Below are some records. Copy every line in them that holds "passam".

------------------------------------

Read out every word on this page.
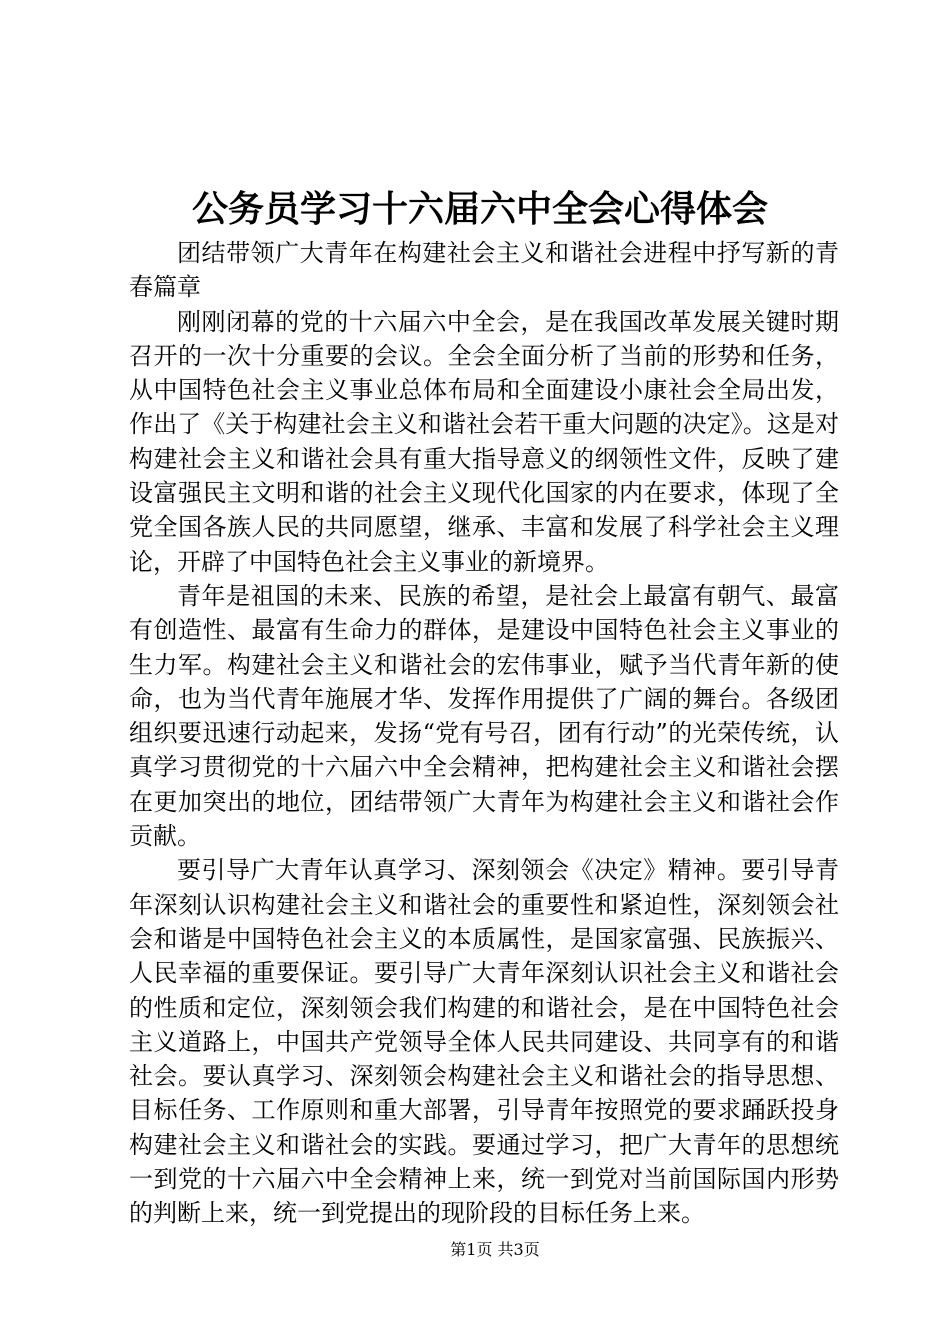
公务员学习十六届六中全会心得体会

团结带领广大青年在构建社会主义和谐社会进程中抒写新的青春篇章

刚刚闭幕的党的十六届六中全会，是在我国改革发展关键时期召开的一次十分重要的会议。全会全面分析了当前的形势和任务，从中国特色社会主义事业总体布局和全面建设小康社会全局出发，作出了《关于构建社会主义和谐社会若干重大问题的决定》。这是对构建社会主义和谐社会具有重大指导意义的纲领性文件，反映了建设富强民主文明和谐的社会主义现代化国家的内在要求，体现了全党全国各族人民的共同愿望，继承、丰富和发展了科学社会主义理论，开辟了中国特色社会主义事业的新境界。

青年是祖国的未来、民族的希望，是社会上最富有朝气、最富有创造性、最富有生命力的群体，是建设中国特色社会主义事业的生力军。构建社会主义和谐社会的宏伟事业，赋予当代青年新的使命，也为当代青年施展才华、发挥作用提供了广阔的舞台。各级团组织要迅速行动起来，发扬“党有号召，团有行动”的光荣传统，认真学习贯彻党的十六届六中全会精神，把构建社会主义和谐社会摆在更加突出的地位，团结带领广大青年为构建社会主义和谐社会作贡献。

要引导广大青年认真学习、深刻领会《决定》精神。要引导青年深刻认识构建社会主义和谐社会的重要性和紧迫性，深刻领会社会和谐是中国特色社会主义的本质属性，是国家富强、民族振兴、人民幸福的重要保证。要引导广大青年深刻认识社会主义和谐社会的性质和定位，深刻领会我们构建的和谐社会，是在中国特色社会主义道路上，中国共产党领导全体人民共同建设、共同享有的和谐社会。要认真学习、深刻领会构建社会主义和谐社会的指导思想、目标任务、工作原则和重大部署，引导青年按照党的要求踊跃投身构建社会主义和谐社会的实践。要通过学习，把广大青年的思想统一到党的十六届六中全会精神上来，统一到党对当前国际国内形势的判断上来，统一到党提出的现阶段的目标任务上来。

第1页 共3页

------------------------------------

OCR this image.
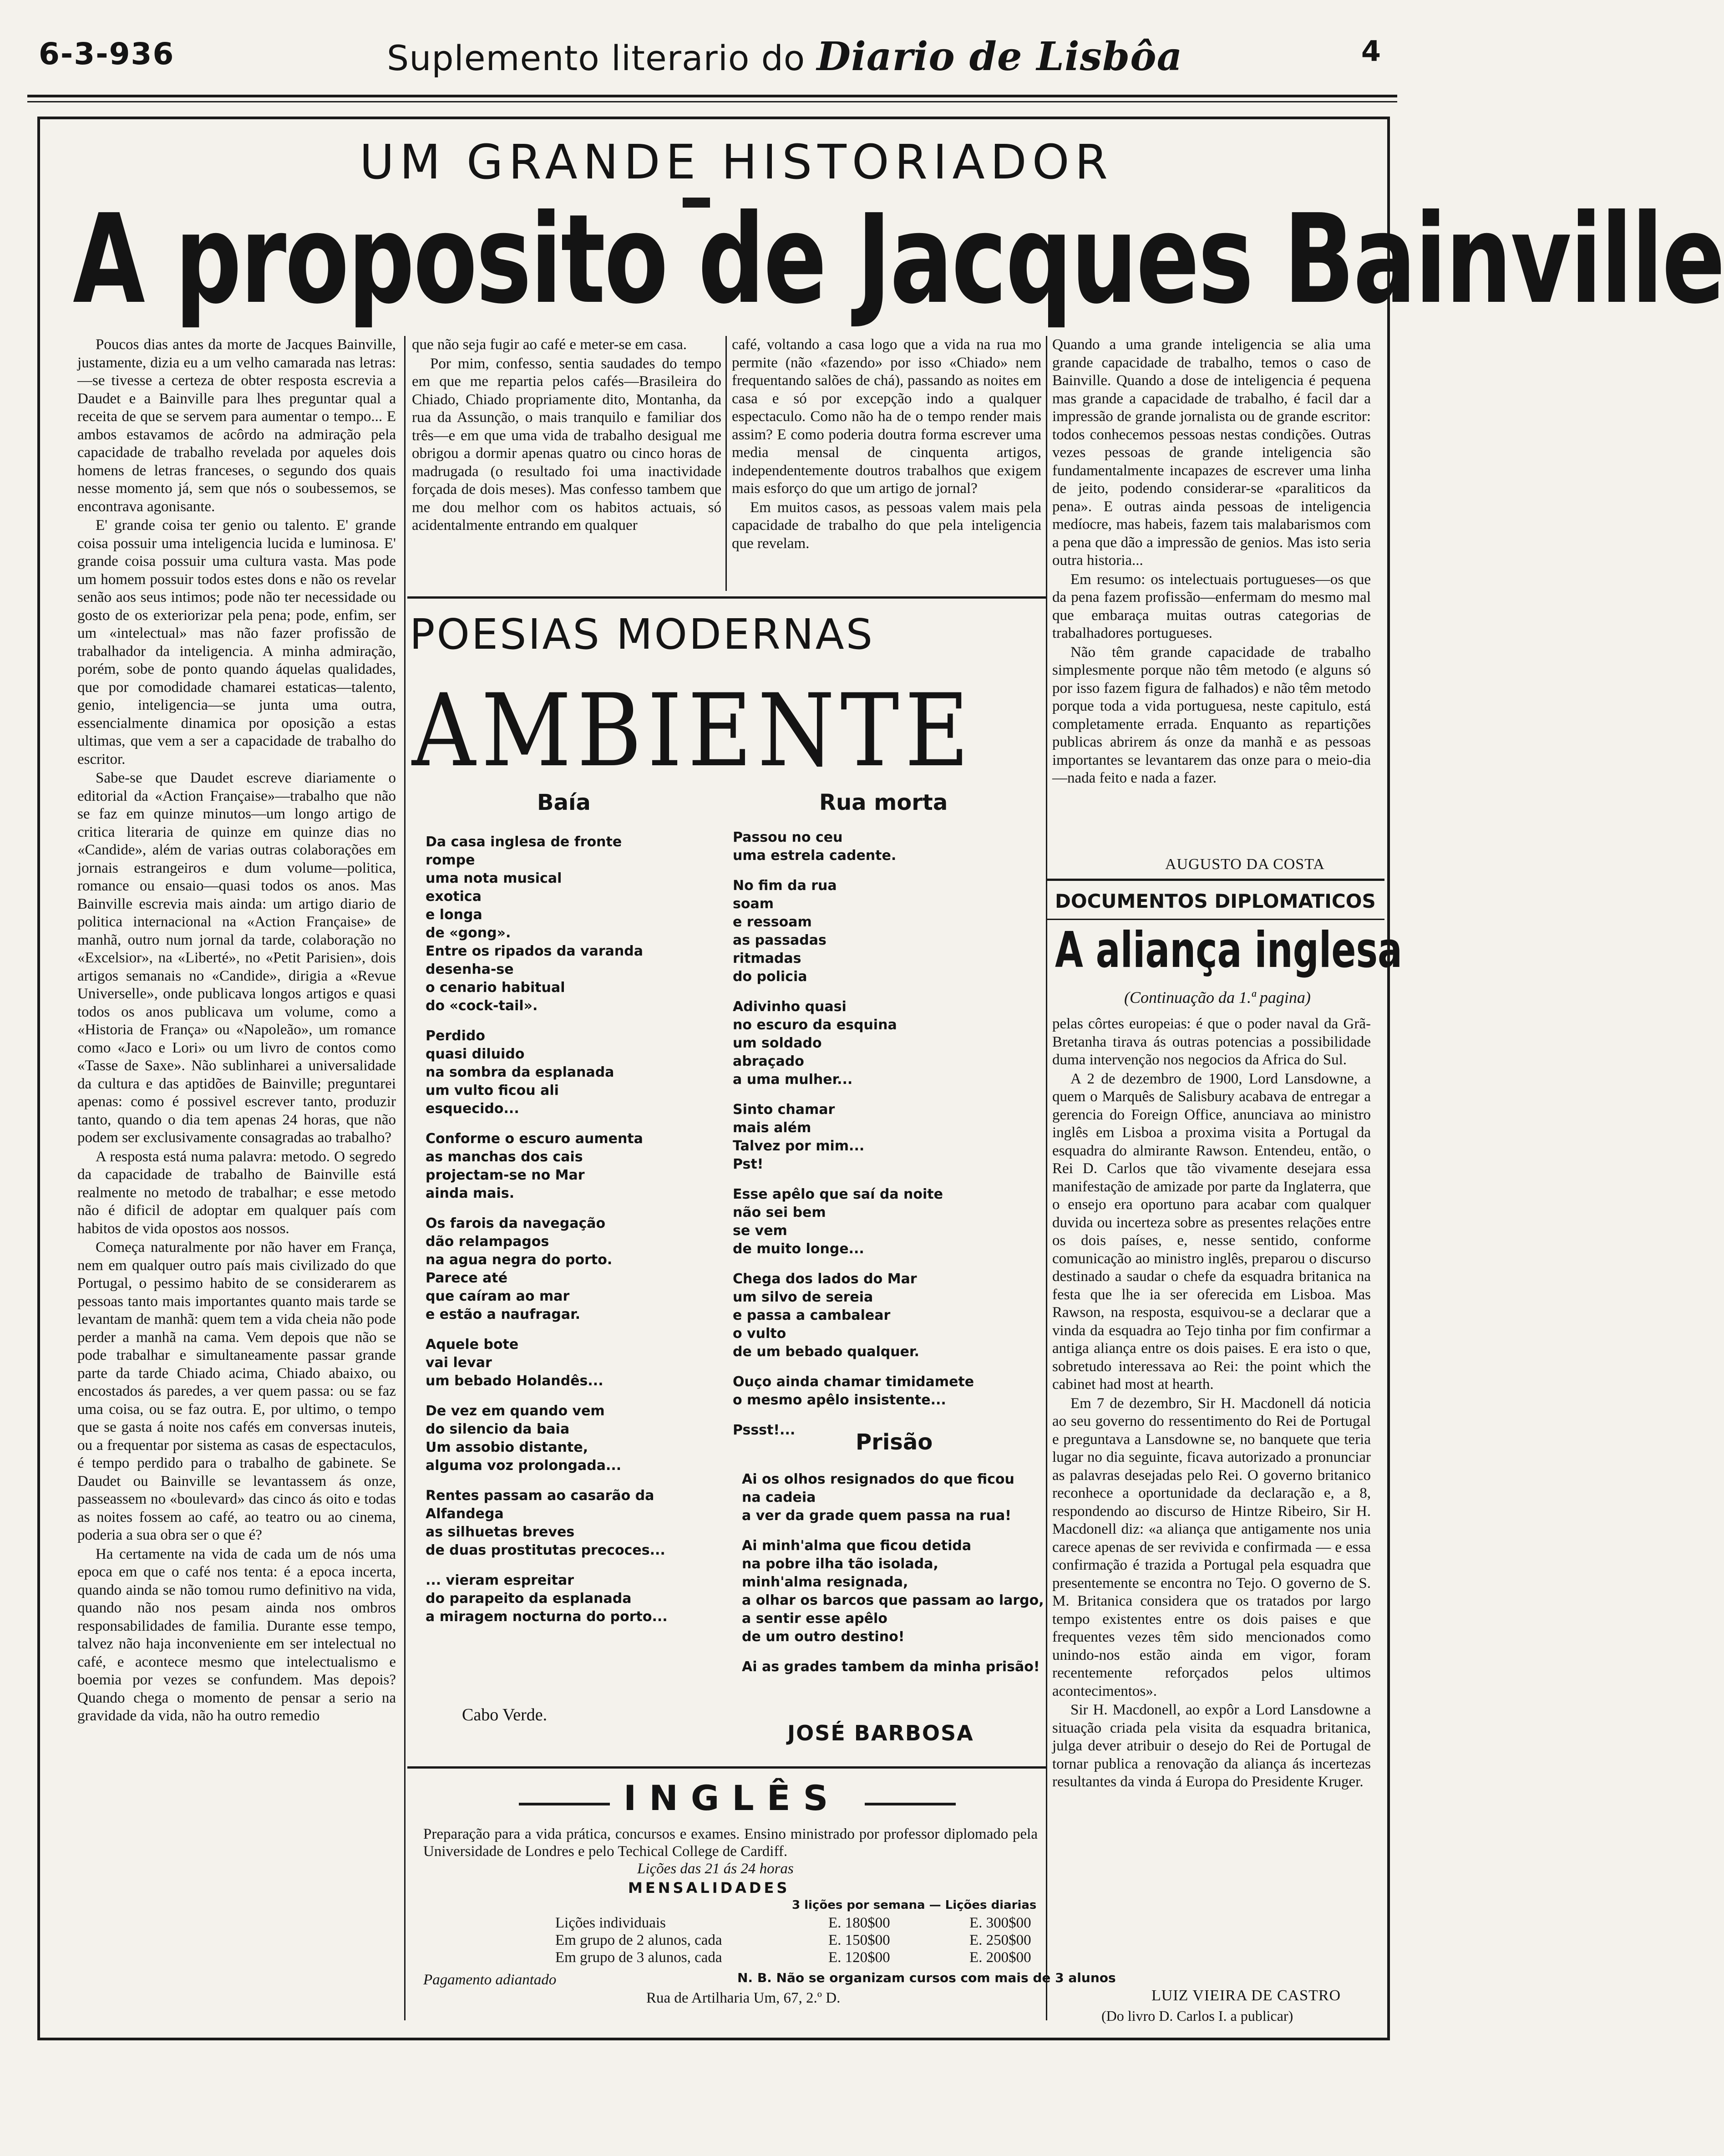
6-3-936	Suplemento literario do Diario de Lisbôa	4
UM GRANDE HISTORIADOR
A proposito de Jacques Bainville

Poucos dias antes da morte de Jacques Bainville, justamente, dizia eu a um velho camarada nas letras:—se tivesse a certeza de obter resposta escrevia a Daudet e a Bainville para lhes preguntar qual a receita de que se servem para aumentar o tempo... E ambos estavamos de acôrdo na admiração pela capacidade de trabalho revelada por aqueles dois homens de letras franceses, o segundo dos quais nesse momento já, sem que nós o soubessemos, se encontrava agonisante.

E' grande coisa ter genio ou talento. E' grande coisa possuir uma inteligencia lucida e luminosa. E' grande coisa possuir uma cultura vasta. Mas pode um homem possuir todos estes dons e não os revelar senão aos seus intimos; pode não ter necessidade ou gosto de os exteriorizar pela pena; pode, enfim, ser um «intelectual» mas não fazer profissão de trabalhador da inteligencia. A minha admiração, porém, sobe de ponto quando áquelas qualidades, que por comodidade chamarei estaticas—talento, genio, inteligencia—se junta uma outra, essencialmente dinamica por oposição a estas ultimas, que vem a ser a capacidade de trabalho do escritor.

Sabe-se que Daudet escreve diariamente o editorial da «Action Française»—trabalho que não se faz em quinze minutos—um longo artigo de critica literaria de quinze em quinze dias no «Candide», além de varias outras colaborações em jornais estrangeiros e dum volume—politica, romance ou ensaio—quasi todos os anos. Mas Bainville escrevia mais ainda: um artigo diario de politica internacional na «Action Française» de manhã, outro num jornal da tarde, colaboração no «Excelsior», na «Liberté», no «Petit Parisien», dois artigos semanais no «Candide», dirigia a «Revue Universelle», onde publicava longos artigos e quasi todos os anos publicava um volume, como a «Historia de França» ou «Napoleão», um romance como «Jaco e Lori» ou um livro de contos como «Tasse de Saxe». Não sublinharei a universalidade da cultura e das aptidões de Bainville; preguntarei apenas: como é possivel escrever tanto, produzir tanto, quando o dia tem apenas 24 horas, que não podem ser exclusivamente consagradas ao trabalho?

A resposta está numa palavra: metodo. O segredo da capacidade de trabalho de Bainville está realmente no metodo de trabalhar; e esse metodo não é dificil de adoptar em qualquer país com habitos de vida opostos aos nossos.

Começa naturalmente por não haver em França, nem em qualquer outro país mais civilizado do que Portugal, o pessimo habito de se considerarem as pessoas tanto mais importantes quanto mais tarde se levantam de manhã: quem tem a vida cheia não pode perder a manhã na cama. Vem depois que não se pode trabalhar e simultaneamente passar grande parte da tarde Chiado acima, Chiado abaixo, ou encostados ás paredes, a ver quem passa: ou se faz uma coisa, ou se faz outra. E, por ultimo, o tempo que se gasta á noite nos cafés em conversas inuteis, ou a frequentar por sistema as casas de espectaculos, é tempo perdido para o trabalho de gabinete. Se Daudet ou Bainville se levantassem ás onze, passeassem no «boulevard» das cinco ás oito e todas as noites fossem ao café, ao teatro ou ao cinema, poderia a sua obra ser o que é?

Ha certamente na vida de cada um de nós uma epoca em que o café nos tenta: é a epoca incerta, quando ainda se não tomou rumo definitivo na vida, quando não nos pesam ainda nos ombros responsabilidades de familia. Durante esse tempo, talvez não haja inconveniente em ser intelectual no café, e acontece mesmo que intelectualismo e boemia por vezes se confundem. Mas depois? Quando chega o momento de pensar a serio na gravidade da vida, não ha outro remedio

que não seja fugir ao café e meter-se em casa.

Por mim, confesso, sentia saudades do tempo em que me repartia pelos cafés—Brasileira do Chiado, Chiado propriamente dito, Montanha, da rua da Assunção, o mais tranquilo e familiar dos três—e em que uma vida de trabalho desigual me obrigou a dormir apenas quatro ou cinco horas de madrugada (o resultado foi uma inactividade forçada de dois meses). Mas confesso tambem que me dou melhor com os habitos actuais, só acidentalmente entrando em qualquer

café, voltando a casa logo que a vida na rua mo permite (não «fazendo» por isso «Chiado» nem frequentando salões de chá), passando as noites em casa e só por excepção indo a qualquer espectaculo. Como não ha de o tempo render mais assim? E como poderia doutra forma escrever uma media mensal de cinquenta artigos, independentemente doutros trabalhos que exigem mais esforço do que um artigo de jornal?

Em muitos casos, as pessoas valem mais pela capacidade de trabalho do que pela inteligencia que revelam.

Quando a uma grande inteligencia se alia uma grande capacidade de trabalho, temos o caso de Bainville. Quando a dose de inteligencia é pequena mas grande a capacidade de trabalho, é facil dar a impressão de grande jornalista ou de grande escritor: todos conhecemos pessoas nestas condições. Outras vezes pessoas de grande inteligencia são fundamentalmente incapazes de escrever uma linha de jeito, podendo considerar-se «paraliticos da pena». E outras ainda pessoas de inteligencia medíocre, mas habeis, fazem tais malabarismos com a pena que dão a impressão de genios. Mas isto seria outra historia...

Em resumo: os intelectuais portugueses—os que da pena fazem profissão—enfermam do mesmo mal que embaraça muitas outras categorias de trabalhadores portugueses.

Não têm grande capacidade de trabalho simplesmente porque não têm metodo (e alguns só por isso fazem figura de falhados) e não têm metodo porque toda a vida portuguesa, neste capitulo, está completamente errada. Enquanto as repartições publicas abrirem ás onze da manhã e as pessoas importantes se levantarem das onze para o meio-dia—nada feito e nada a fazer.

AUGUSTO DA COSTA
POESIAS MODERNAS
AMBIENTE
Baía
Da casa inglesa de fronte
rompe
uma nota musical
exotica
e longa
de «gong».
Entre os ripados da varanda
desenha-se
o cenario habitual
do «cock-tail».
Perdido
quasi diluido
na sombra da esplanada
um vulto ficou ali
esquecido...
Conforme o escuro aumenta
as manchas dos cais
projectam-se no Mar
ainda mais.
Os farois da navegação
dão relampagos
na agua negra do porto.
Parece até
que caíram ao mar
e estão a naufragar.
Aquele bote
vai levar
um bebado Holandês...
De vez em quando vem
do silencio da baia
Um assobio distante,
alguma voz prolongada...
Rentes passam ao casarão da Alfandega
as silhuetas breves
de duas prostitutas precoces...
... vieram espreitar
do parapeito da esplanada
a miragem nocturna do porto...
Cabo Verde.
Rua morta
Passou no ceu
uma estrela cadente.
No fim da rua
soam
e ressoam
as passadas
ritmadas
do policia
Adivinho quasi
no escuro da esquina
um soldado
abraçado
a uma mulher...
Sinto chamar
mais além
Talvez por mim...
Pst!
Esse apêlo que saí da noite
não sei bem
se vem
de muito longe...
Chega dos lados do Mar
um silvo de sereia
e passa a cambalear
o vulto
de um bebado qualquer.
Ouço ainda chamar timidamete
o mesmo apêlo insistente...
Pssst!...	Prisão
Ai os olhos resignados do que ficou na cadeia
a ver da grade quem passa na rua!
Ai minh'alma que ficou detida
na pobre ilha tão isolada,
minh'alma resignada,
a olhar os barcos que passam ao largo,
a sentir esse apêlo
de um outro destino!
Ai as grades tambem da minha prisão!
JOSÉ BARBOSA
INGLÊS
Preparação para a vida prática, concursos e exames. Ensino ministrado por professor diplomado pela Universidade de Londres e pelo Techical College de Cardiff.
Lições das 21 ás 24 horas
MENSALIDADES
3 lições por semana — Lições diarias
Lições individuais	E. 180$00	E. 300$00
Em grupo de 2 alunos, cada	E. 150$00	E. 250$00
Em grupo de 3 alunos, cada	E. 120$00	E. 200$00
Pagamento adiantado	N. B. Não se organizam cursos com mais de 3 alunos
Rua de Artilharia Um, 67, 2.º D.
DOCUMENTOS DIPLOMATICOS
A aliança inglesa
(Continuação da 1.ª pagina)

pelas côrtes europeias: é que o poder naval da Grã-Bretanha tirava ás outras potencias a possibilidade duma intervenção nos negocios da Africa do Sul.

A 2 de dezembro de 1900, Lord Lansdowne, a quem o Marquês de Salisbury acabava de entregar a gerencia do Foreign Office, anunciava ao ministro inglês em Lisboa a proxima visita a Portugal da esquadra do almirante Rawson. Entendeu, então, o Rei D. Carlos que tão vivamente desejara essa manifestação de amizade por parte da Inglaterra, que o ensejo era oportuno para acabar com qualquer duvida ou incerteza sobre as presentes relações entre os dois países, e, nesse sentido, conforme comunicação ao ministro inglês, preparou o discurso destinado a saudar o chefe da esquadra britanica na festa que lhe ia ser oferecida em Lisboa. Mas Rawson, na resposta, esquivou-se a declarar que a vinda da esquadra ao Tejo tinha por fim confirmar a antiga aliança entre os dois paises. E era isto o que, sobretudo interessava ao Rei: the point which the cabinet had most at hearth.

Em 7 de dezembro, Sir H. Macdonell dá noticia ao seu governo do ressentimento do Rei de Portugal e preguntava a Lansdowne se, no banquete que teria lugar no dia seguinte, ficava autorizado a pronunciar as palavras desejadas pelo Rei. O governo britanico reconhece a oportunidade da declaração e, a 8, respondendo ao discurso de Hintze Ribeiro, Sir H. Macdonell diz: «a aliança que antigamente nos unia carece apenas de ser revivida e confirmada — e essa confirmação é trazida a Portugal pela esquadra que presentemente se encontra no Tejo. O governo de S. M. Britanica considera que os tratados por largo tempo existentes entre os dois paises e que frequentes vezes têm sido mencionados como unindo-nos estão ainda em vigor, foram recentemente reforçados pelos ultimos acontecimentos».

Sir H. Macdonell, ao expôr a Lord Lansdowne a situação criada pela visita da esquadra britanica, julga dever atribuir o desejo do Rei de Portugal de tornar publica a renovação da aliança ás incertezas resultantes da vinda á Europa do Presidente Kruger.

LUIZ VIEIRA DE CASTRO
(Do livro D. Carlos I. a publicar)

------------------------------------

### EXERCISE SOLUTION
Rentes passam ao casarão da Alfandega
a olhar os barcos que passam ao largo,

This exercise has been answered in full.